Task to carry out: Leave the pictures out and transcribe every record exactly.

Records provided:

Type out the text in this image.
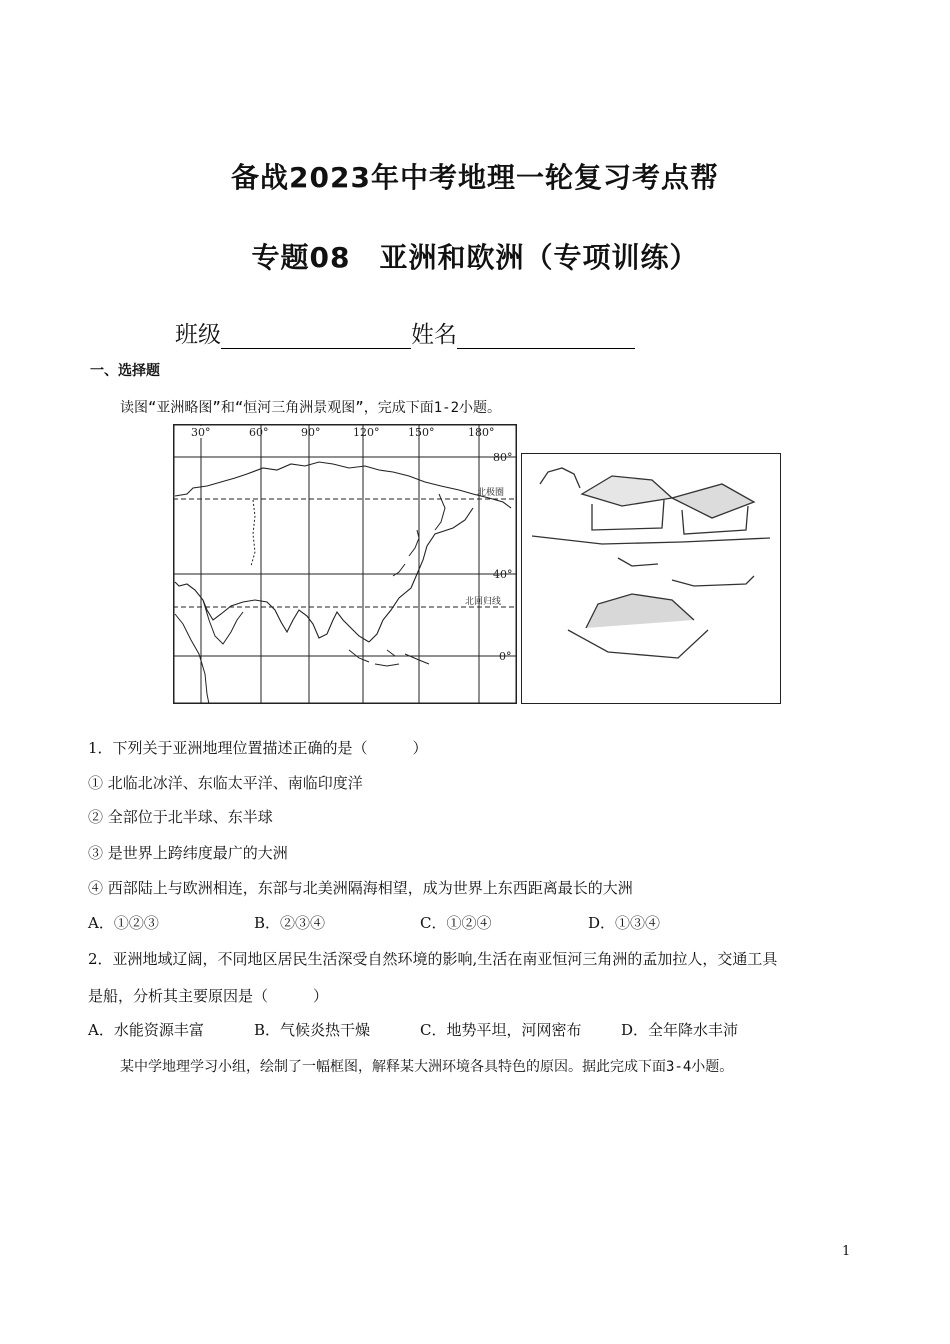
备战2023年中考地理一轮复习考点帮
专题08　亚洲和欧洲（专项训练）
班级	姓名
一、选择题
读图“亚洲略图”和“恒河三角洲景观图”，完成下面1-2小题。
30°	60°	90°	120°	150°	180°
80°
40°
0°
北极圈
北回归线
1．下列关于亚洲地理位置描述正确的是（　　　）
① 北临北冰洋、东临太平洋、南临印度洋
② 全部位于北半球、东半球
③ 是世界上跨纬度最广的大洲
④ 西部陆上与欧洲相连，东部与北美洲隔海相望，成为世界上东西距离最长的大洲
A．①②③	B．②③④	C．①②④	D．①③④
2．亚洲地域辽阔，不同地区居民生活深受自然环境的影响,生活在南亚恒河三角洲的孟加拉人，交通工具
是船，分析其主要原因是（　　　）
A．水能资源丰富	B．气候炎热干燥	C．地势平坦，河网密布	D．全年降水丰沛
某中学地理学习小组，绘制了一幅框图，解释某大洲环境各具特色的原因。据此完成下面3-4小题。
1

Exercise response:
Type out the text in this image.
备战2023年中考地理一轮复习考点帮
专题08　亚洲和欧洲（专项训练）
班级	姓名
一、选择题
读图“亚洲略图”和“恒河三角洲景观图”，完成下面1-2小题。
30°	60°	90°	120°	150°	180°
80°
40°
0°
北极圈
北回归线
1．下列关于亚洲地理位置描述正确的是（　　　）
① 北临北冰洋、东临太平洋、南临印度洋
② 全部位于北半球、东半球
③ 是世界上跨纬度最广的大洲
④ 西部陆上与欧洲相连，东部与北美洲隔海相望，成为世界上东西距离最长的大洲
A．①②③	B．②③④	C．①②④	D．①③④
2．亚洲地域辽阔，不同地区居民生活深受自然环境的影响,生活在南亚恒河三角洲的孟加拉人，交通工具
是船，分析其主要原因是（　　　）
A．水能资源丰富	B．气候炎热干燥	C．地势平坦，河网密布	D．全年降水丰沛
某中学地理学习小组，绘制了一幅框图，解释某大洲环境各具特色的原因。据此完成下面3-4小题。
1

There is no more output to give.